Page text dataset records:
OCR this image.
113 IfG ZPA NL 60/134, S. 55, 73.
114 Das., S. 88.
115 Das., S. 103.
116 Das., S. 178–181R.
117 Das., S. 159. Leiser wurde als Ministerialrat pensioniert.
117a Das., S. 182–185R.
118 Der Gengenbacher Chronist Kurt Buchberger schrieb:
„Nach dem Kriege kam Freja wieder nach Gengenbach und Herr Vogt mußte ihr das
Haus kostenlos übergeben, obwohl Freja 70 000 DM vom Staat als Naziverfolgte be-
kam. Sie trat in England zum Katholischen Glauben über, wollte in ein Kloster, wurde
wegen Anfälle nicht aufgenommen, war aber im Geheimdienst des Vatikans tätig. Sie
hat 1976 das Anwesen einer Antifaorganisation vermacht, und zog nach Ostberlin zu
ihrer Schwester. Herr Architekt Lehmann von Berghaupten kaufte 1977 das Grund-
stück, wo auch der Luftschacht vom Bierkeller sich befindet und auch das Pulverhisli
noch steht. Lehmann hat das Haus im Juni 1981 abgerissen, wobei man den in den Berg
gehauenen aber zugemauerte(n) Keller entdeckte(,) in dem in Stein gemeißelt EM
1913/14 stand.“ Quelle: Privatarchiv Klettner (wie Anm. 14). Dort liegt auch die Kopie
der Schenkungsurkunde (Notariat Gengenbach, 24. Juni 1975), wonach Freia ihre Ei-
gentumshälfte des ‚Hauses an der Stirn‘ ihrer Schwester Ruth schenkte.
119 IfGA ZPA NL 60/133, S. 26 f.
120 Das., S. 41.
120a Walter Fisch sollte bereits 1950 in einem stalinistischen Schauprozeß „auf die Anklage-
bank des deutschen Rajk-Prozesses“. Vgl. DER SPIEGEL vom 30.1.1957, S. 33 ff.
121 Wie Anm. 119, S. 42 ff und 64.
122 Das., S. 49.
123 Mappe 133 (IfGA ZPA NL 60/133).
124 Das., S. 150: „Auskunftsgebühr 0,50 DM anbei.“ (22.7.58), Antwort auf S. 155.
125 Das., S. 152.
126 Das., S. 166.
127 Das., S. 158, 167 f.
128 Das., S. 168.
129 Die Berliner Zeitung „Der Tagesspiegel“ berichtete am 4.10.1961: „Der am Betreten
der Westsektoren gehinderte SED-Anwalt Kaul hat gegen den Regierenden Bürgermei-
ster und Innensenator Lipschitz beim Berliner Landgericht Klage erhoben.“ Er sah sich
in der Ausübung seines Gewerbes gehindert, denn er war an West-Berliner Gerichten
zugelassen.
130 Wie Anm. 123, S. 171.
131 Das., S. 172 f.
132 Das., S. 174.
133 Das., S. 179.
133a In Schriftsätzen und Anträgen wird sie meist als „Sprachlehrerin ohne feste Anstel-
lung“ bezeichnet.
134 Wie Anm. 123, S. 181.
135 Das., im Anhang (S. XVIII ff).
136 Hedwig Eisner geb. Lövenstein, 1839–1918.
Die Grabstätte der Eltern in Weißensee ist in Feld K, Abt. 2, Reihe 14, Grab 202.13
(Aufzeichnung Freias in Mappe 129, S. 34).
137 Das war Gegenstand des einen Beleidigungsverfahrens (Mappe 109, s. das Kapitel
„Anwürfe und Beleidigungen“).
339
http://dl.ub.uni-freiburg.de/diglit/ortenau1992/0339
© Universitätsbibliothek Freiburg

→ Task description
All of the entries above need to be retyped exactly.

→ Response
OCR this image.
113 IfG ZPA NL 60/134, S. 55, 73.
114 Das., S. 88.
115 Das., S. 103.
116 Das., S. 178–181R.
117 Das., S. 159. Leiser wurde als Ministerialrat pensioniert.
117a Das., S. 182–185R.
118 Der Gengenbacher Chronist Kurt Buchberger schrieb:
„Nach dem Kriege kam Freja wieder nach Gengenbach und Herr Vogt mußte ihr das
Haus kostenlos übergeben, obwohl Freja 70 000 DM vom Staat als Naziverfolgte be-
kam. Sie trat in England zum Katholischen Glauben über, wollte in ein Kloster, wurde
wegen Anfälle nicht aufgenommen, war aber im Geheimdienst des Vatikans tätig. Sie
hat 1976 das Anwesen einer Antifaorganisation vermacht, und zog nach Ostberlin zu
ihrer Schwester. Herr Architekt Lehmann von Berghaupten kaufte 1977 das Grund-
stück, wo auch der Luftschacht vom Bierkeller sich befindet und auch das Pulverhisli
noch steht. Lehmann hat das Haus im Juni 1981 abgerissen, wobei man den in den Berg
gehauenen aber zugemauerte(n) Keller entdeckte(,) in dem in Stein gemeißelt EM
1913/14 stand.“ Quelle: Privatarchiv Klettner (wie Anm. 14). Dort liegt auch die Kopie
der Schenkungsurkunde (Notariat Gengenbach, 24. Juni 1975), wonach Freia ihre Ei-
gentumshälfte des ‚Hauses an der Stirn‘ ihrer Schwester Ruth schenkte.
119 IfGA ZPA NL 60/133, S. 26 f.
120 Das., S. 41.
120a Walter Fisch sollte bereits 1950 in einem stalinistischen Schauprozeß „auf die Anklage-
bank des deutschen Rajk-Prozesses“. Vgl. DER SPIEGEL vom 30.1.1957, S. 33 ff.
121 Wie Anm. 119, S. 42 ff und 64.
122 Das., S. 49.
123 Mappe 133 (IfGA ZPA NL 60/133).
124 Das., S. 150: „Auskunftsgebühr 0,50 DM anbei.“ (22.7.58), Antwort auf S. 155.
125 Das., S. 152.
126 Das., S. 166.
127 Das., S. 158, 167 f.
128 Das., S. 168.
129 Die Berliner Zeitung „Der Tagesspiegel“ berichtete am 4.10.1961: „Der am Betreten
der Westsektoren gehinderte SED-Anwalt Kaul hat gegen den Regierenden Bürgermei-
ster und Innensenator Lipschitz beim Berliner Landgericht Klage erhoben.“ Er sah sich
in der Ausübung seines Gewerbes gehindert, denn er war an West-Berliner Gerichten
zugelassen.
130 Wie Anm. 123, S. 171.
131 Das., S. 172 f.
132 Das., S. 174.
133 Das., S. 179.
133a In Schriftsätzen und Anträgen wird sie meist als „Sprachlehrerin ohne feste Anstel-
lung“ bezeichnet.
134 Wie Anm. 123, S. 181.
135 Das., im Anhang (S. XVIII ff).
136 Hedwig Eisner geb. Lövenstein, 1839–1918.
Die Grabstätte der Eltern in Weißensee ist in Feld K, Abt. 2, Reihe 14, Grab 202.13
(Aufzeichnung Freias in Mappe 129, S. 34).
137 Das war Gegenstand des einen Beleidigungsverfahrens (Mappe 109, s. das Kapitel
„Anwürfe und Beleidigungen“).
339
http://dl.ub.uni-freiburg.de/diglit/ortenau1992/0339
© Universitätsbibliothek Freiburg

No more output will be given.